### [What you will do]
Restate the entries below verbatim.

### [Source material]
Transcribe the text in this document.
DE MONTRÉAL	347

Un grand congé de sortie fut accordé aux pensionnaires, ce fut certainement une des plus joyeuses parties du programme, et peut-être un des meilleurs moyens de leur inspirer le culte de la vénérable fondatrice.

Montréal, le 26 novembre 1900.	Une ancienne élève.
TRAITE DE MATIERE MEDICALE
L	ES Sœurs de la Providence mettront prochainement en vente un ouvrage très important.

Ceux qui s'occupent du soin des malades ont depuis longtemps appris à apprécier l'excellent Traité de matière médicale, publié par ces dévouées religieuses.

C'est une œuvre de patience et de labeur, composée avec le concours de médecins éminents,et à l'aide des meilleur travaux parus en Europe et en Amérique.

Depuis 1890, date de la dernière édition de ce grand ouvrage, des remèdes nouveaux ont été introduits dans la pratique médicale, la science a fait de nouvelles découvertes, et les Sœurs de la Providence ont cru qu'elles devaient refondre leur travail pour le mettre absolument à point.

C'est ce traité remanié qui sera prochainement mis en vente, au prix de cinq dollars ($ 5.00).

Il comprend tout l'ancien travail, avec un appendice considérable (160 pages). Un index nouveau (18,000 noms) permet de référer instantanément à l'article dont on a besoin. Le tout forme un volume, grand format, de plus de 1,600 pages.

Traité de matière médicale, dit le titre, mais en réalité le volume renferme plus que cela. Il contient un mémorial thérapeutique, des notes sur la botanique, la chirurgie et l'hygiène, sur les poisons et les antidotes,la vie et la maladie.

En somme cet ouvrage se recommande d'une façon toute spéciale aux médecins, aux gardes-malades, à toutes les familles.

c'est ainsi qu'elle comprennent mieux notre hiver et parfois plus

### [Worked answer]
Transcribe the text in this document.
DE MONTRÉAL	347

Un grand congé de sortie fut accordé aux pensionnaires, ce fut certainement une des plus joyeuses parties du programme, et peut-être un des meilleurs moyens de leur inspirer le culte de la vénérable fondatrice.

Montréal, le 26 novembre 1900.	Une ancienne élève.
TRAITE DE MATIERE MEDICALE
L	ES Sœurs de la Providence mettront prochainement en vente un ouvrage très important.

Ceux qui s'occupent du soin des malades ont depuis longtemps appris à apprécier l'excellent Traité de matière médicale, publié par ces dévouées religieuses.

C'est une œuvre de patience et de labeur, composée avec le concours de médecins éminents,et à l'aide des meilleur travaux parus en Europe et en Amérique.

Depuis 1890, date de la dernière édition de ce grand ouvrage, des remèdes nouveaux ont été introduits dans la pratique médicale, la science a fait de nouvelles découvertes, et les Sœurs de la Providence ont cru qu'elles devaient refondre leur travail pour le mettre absolument à point.

C'est ce traité remanié qui sera prochainement mis en vente, au prix de cinq dollars ($ 5.00).

Il comprend tout l'ancien travail, avec un appendice considérable (160 pages). Un index nouveau (18,000 noms) permet de référer instantanément à l'article dont on a besoin. Le tout forme un volume, grand format, de plus de 1,600 pages.

Traité de matière médicale, dit le titre, mais en réalité le volume renferme plus que cela. Il contient un mémorial thérapeutique, des notes sur la botanique, la chirurgie et l'hygiène, sur les poisons et les antidotes,la vie et la maladie.

En somme cet ouvrage se recommande d'une façon toute spéciale aux médecins, aux gardes-malades, à toutes les familles.

c'est ainsi qu'elle comprennent mieux notre hiver et parfois plus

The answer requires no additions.